> _Extracted text_
[Start]

- Fraunhofer ISE’s latest study calculates PV modules produced in the EU to have 40% less CO2 footprint
- It is mainly due to the electricity mix of the countries where it is produced since manufacturing of a modules is the most energy intensive process, compared to its transportation
- It also finds glass-glass modules as having a significantly lower CO2 footprint compared to the ones with backsheet
- Absence of aluminium is one reason for lower CO2 for glass-glass modules, not the location as much
- The institute bats for quick scaling up of European PV production in the supply chain
German research institute Fraunhofer ISE believes silicon solar PV modules produced in European Union (EU) come with 40% less CO2 produced per kWh during the manufacturing process, with PV electricity compared to those produced in China.
Researchers attribute this mainly to the energy mix of respective nations, rather than to the emissions generated during the transportation process since the bulk of CO2 footprint of a solar module comes from 50% to 63% of electricity needed to produce it. In comparison, a PV module travelling from a facility in China to the EU would account for 3% of total emissions.
Additionally, a study on the subject by the team also found 7.5% to 12.5% additional emissions reduction for glass-glass modules, compared to those with backsheet films, irrespective of their manufacturing location. This is because glass-glass modules do not require energy intensive aluminium frame.

[End]

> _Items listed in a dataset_
[Start]

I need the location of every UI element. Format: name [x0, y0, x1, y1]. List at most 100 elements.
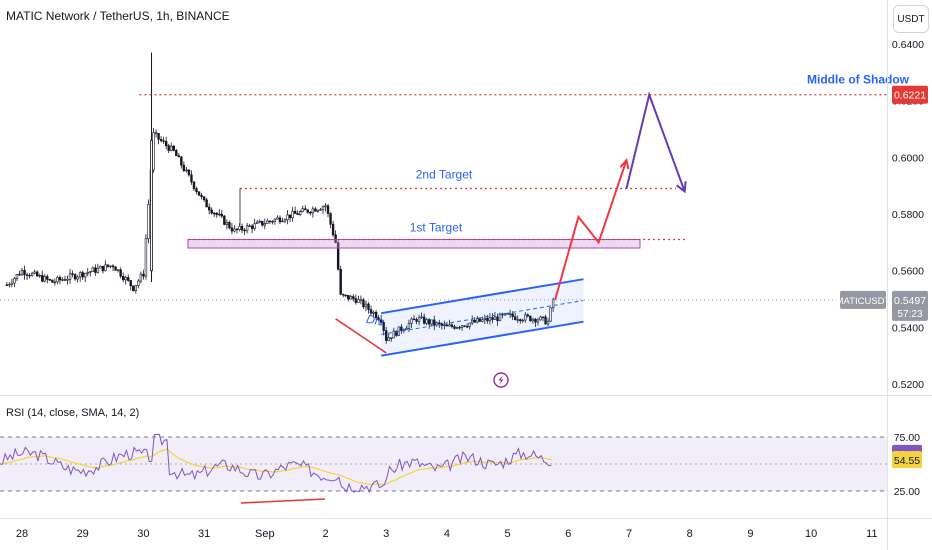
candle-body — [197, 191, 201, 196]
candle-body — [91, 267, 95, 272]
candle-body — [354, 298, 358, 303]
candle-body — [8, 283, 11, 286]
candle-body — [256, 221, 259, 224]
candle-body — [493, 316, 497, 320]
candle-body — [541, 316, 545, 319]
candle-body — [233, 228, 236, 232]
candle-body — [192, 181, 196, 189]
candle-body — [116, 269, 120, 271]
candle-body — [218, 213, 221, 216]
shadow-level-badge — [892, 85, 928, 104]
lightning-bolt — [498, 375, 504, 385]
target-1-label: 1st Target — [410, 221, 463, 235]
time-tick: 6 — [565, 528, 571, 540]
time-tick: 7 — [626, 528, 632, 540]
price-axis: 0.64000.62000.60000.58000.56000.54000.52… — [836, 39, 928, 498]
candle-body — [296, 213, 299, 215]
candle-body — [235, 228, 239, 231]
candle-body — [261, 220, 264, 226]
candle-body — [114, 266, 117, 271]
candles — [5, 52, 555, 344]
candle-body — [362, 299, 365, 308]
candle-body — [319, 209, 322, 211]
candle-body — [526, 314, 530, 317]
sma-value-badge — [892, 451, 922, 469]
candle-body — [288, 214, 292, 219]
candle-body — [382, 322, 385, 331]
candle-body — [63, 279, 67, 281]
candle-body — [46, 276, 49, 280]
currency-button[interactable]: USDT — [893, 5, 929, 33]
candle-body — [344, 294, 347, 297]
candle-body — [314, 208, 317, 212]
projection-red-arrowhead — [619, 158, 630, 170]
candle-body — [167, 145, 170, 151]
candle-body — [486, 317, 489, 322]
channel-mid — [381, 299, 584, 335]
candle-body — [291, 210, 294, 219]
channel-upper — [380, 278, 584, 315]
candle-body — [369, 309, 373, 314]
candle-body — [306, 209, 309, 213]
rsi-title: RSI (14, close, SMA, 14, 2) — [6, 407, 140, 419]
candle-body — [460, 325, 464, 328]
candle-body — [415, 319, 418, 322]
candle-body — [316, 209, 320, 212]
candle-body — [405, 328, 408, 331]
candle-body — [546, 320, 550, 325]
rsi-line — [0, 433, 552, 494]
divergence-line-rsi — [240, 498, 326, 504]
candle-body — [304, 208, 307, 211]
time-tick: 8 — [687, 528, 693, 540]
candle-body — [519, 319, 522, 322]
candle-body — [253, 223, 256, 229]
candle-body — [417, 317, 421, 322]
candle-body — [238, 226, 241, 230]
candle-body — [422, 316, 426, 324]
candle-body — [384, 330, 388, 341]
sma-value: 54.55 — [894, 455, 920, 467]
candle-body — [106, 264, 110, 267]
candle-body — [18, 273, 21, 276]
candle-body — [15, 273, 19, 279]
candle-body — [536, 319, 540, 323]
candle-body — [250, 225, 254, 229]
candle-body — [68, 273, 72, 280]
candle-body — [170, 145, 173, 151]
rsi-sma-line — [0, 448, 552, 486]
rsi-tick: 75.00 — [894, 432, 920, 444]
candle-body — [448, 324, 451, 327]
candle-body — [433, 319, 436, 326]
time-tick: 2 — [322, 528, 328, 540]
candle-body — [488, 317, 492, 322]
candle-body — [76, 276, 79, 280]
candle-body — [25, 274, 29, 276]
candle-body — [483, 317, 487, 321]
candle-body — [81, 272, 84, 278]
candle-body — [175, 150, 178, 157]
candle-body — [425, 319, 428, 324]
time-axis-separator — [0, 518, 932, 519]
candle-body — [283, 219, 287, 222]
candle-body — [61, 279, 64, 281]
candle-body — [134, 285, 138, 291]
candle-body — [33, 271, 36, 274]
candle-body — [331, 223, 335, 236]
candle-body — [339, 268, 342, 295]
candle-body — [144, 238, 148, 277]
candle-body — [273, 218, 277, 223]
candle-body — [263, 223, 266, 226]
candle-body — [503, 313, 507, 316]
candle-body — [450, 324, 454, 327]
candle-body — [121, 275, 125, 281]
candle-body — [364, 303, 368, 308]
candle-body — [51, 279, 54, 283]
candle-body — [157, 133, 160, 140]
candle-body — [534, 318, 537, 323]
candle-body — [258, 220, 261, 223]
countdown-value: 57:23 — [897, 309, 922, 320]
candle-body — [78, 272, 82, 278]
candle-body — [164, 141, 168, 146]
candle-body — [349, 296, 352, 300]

[End]

> _Task statement_
Can you reproduce the passage of the solar module article from "Researchers attribute this" to "intensive aluminium frame."?

> _Correct output_
Researchers attribute this mainly to the energy mix of respective nations, rather than to the emissions generated during the transportation process since the bulk of CO2 footprint of a solar module comes from 50% to 63% of electricity needed to produce it. In comparison, a PV module travelling from a facility in China to the EU would account for 3% of total emissions.
Additionally, a study on the subject by the team also found 7.5% to 12.5% additional emissions reduction for glass-glass modules, compared to those with backsheet films, irrespective of their manufacturing location. This is because glass-glass modules do not require energy intensive aluminium frame.